Each line that holds the word "after" counts once; give the total number of such lines and nothing else.

Dataset records:
--- Start ---
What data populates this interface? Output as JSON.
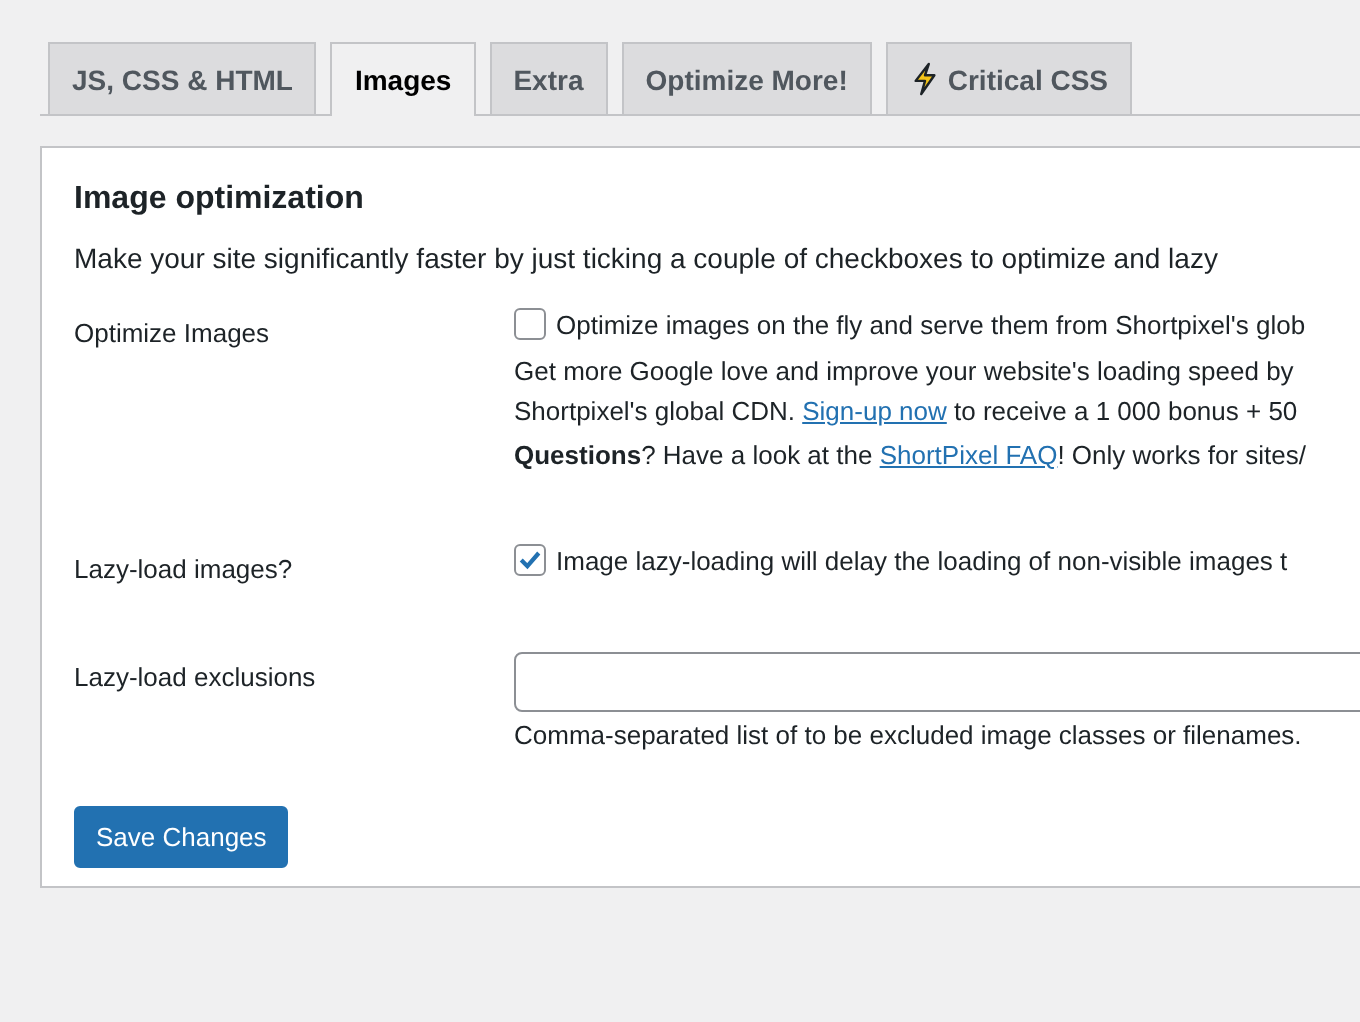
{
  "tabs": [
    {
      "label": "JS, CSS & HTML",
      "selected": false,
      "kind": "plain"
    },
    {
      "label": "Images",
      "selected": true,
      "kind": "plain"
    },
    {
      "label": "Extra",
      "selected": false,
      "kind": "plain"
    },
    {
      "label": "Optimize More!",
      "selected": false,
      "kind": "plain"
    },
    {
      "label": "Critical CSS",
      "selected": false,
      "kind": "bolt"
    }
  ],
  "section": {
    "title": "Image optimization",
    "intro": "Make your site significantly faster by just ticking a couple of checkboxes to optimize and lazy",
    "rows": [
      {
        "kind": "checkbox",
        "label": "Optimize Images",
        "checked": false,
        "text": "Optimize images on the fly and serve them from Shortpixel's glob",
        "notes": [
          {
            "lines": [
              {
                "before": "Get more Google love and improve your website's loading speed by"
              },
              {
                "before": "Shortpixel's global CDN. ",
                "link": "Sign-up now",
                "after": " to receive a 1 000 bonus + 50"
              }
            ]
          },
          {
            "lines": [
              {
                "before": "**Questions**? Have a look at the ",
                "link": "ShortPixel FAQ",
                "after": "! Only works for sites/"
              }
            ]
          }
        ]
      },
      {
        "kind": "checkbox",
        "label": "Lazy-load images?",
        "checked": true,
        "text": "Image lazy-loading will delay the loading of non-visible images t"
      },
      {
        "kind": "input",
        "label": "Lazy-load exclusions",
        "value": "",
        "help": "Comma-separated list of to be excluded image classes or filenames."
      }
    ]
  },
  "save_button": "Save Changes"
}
--- End ---
## SOLUTION FOR THIS PROBLEM
2